Start of STORED RECORDS
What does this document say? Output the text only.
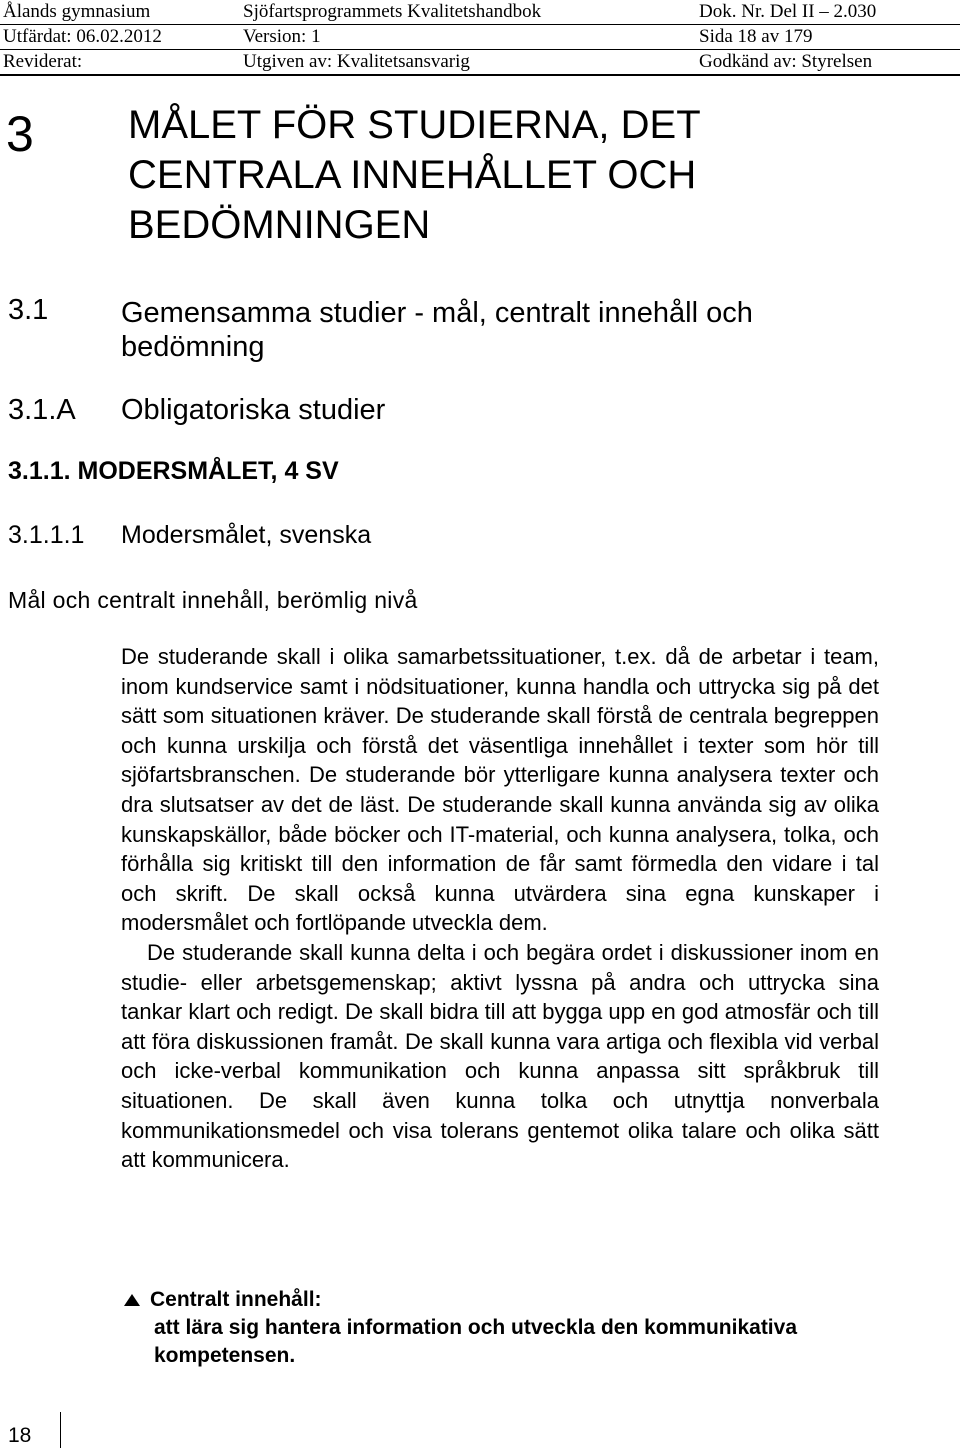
Ålands gymnasium	Sjöfartsprogrammets Kvalitetshandbok	Dok. Nr. Del II – 2.030
Utfärdat: 06.02.2012	Version: 1	Sida 18 av 179
Reviderat:	Utgiven av: Kvalitetsansvarig	Godkänd av: Styrelsen
3 MÅLET FÖR STUDIERNA, DET
CENTRALA INNEHÅLLET OCH
BEDÖMNINGEN
3.1	Gemensamma studier - mål, centralt innehåll och
bedömning
3.1.A Obligatoriska studier
3.1.1. MODERSMÅLET, 4 SV
3.1.1.1 Modersmålet, svenska
Mål och centralt innehåll, berömlig nivå

De studerande skall i olika samarbetssituationer, t.ex. då de arbetar i team, inom kundservice samt i nödsituationer, kunna handla och uttrycka sig på det sätt som situationen kräver. De studerande skall förstå de centrala begreppen och kunna urskilja och förstå det väsentliga innehållet i texter som hör till sjöfartsbranschen. De studerande bör ytterligare kunna analysera texter och dra slutsatser av det de läst. De studerande skall kunna använda sig av olika kunskapskällor, både böcker och IT-material, och kunna analysera, tolka, och förhålla sig kritiskt till den information de får samt förmedla den vidare i tal och skrift. De skall också kunna utvärdera sina egna kunskaper i modersmålet och fortlöpande utveckla dem.

De studerande skall kunna delta i och begära ordet i diskussioner inom en studie- eller arbetsgemenskap; aktivt lyssna på andra och uttrycka sina tankar klart och redigt. De skall bidra till att bygga upp en god atmosfär och till att föra diskussionen framåt. De skall kunna vara artiga och flexibla vid verbal och icke-verbal kommunikation och kunna anpassa sitt språkbruk till situationen. De skall även kunna tolka och utnyttja nonverbala kommunikationsmedel och visa tolerans gentemot olika talare och olika sätt att kommunicera.

Centralt innehåll:
att lära sig hantera information och utveckla den kommunikativa kompetensen.
18
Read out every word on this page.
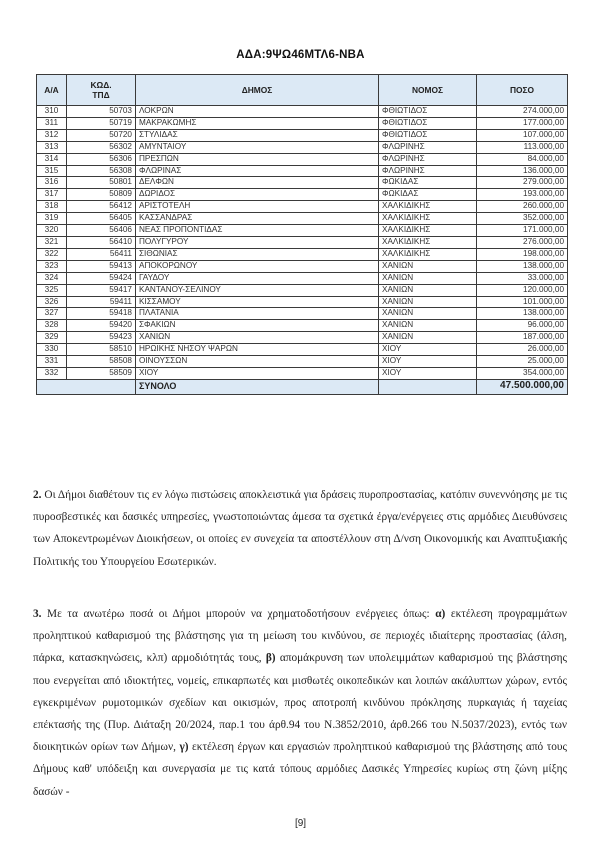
ΑΔΑ:9ΨΩ46ΜΤΛ6-ΝΒΑ
Α/Α	ΚΩΔ. ΤΠΔ	ΔΗΜΟΣ	ΝΟΜΟΣ	ΠΟΣΟ
310	50703	ΛΟΚΡΩΝ	ΦΘΙΩΤΙΔΟΣ	274.000,00
311	50719	ΜΑΚΡΑΚΩΜΗΣ	ΦΘΙΩΤΙΔΟΣ	177.000,00
312	50720	ΣΤΥΛΙΔΑΣ	ΦΘΙΩΤΙΔΟΣ	107.000,00
313	56302	ΑΜΥΝΤΑΙΟΥ	ΦΛΩΡΙΝΗΣ	113.000,00
314	56306	ΠΡΕΣΠΩΝ	ΦΛΩΡΙΝΗΣ	84.000,00
315	56308	ΦΛΩΡΙΝΑΣ	ΦΛΩΡΙΝΗΣ	136.000,00
316	50801	ΔΕΛΦΩΝ	ΦΩΚΙΔΑΣ	279.000,00
317	50809	ΔΩΡΙΔΟΣ	ΦΩΚΙΔΑΣ	193.000,00
318	56412	ΑΡΙΣΤΟΤΕΛΗ	ΧΑΛΚΙΔΙΚΗΣ	260.000,00
319	56405	ΚΑΣΣΑΝΔΡΑΣ	ΧΑΛΚΙΔΙΚΗΣ	352.000,00
320	56406	ΝΕΑΣ ΠΡΟΠΟΝΤΙΔΑΣ	ΧΑΛΚΙΔΙΚΗΣ	171.000,00
321	56410	ΠΟΛΥΓΥΡΟΥ	ΧΑΛΚΙΔΙΚΗΣ	276.000,00
322	56411	ΣΙΘΩΝΙΑΣ	ΧΑΛΚΙΔΙΚΗΣ	198.000,00
323	59413	ΑΠΟΚΟΡΩΝΟΥ	ΧΑΝΙΩΝ	138.000,00
324	59424	ΓΑΥΔΟΥ	ΧΑΝΙΩΝ	33.000,00
325	59417	ΚΑΝΤΑΝΟΥ-ΣΕΛΙΝΟΥ	ΧΑΝΙΩΝ	120.000,00
326	59411	ΚΙΣΣΑΜΟΥ	ΧΑΝΙΩΝ	101.000,00
327	59418	ΠΛΑΤΑΝΙΑ	ΧΑΝΙΩΝ	138.000,00
328	59420	ΣΦΑΚΙΩΝ	ΧΑΝΙΩΝ	96.000,00
329	59423	ΧΑΝΙΩΝ	ΧΑΝΙΩΝ	187.000,00
330	58510	ΗΡΩΙΚΗΣ ΝΗΣΟΥ ΨΑΡΩΝ	ΧΙΟΥ	26.000,00
331	58508	ΟΙΝΟΥΣΣΩΝ	ΧΙΟΥ	25.000,00
332	58509	ΧΙΟΥ	ΧΙΟΥ	354.000,00
		ΣΥΝΟΛΟ		47.500.000,00
2. Οι Δήμοι διαθέτουν τις εν λόγω πιστώσεις αποκλειστικά για δράσεις πυροπροστασίας, κατόπιν συνεννόησης με τις πυροσβεστικές και δασικές υπηρεσίες, γνωστοποιώντας άμεσα τα σχετικά έργα/ενέργειες στις αρμόδιες Διευθύνσεις των Αποκεντρωμένων Διοικήσεων, οι οποίες εν συνεχεία τα αποστέλλουν στη Δ/νση Οικονομικής και Αναπτυξιακής Πολιτικής του Υπουργείου Εσωτερικών.
3. Με τα ανωτέρω ποσά οι Δήμοι μπορούν να χρηματοδοτήσουν ενέργειες όπως: α) εκτέλεση προγραμμάτων προληπτικού καθαρισμού της βλάστησης για τη μείωση του κινδύνου, σε περιοχές ιδιαίτερης προστασίας (άλση, πάρκα, κατασκηνώσεις, κλπ) αρμοδιότητάς τους, β) απομάκρυνση των υπολειμμάτων καθαρισμού της βλάστησης που ενεργείται από ιδιοκτήτες, νομείς, επικαρπωτές και μισθωτές οικοπεδικών και λοιπών ακάλυπτων χώρων, εντός εγκεκριμένων ρυμοτομικών σχεδίων και οικισμών, προς αποτροπή κινδύνου πρόκλησης πυρκαγιάς ή ταχείας επέκτασής της (Πυρ. Διάταξη 20/2024, παρ.1 του άρθ.94 του Ν.3852/2010, άρθ.266 του Ν.5037/2023), εντός των διοικητικών ορίων των Δήμων, γ) εκτέλεση έργων και εργασιών προληπτικού καθαρισμού της βλάστησης από τους Δήμους καθ' υπόδειξη και συνεργασία με τις κατά τόπους αρμόδιες Δασικές Υπηρεσίες κυρίως στη ζώνη μίξης δασών -
[9]
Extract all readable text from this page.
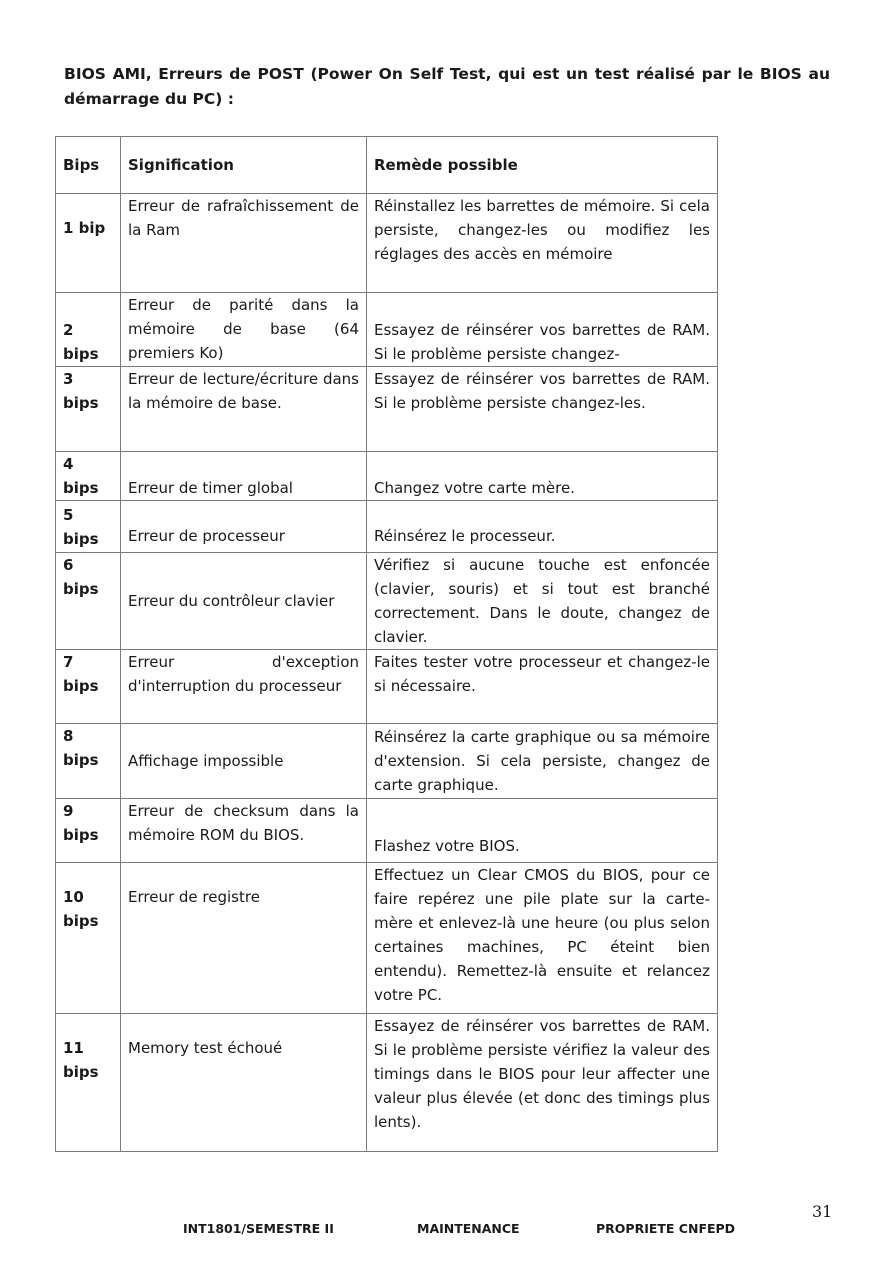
BIOS AMI, Erreurs de POST (Power On Self Test, qui est un test réalisé par le BIOS au démarrage du PC) :

Bips	Signification	Remède possible
1 bip	Erreur de rafraîchissement de la Ram	Réinstallez les barrettes de mémoire. Si cela persiste, changez-les ou modifiez les réglages des accès en mémoire
2 bips	Erreur de parité dans la mémoire de base (64 premiers Ko)	Essayez de réinsérer vos barrettes de RAM. Si le problème persiste changez-
3 bips	Erreur de lecture/écriture dans la mémoire de base.	Essayez de réinsérer vos barrettes de RAM. Si le problème persiste changez-les.
4 bips	Erreur de timer global	Changez votre carte mère.
5 bips	Erreur de processeur	Réinsérez le processeur.
6 bips	Erreur du contrôleur clavier	Vérifiez si aucune touche est enfoncée (clavier, souris) et si tout est branché correctement. Dans le doute, changez de clavier.
7 bips	Erreur d'exception d'interruption du processeur	Faites tester votre processeur et changez-le si nécessaire.
8 bips	Affichage impossible	Réinsérez la carte graphique ou sa mémoire d'extension. Si cela persiste, changez de carte graphique.
9 bips	Erreur de checksum dans la mémoire ROM du BIOS.	Flashez votre BIOS.
10 bips	Erreur de registre	Effectuez un Clear CMOS du BIOS, pour ce faire repérez une pile plate sur la carte-mère et enlevez-là une heure (ou plus selon certaines machines, PC éteint bien entendu). Remettez-là ensuite et relancez votre PC.
11 bips	Memory test échoué	Essayez de réinsérer vos barrettes de RAM. Si le problème persiste vérifiez la valeur des timings dans le BIOS pour leur affecter une valeur plus élevée (et donc des timings plus lents).
31
INT1801/SEMESTRE II	MAINTENANCE	PROPRIETE CNFEPD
End of STORED RECORDS
■ TASK TO CARRY OUT
From the records given above, copy all lines containing "cela".

■ RESPONSE TO THE TASK
1 bip	Erreur de rafraîchissement de la Ram	Réinstallez les barrettes de mémoire. Si cela persiste, changez-les ou modifiez les réglages des accès en mémoire
8 bips	Affichage impossible	Réinsérez la carte graphique ou sa mémoire d'extension. Si cela persiste, changez de carte graphique.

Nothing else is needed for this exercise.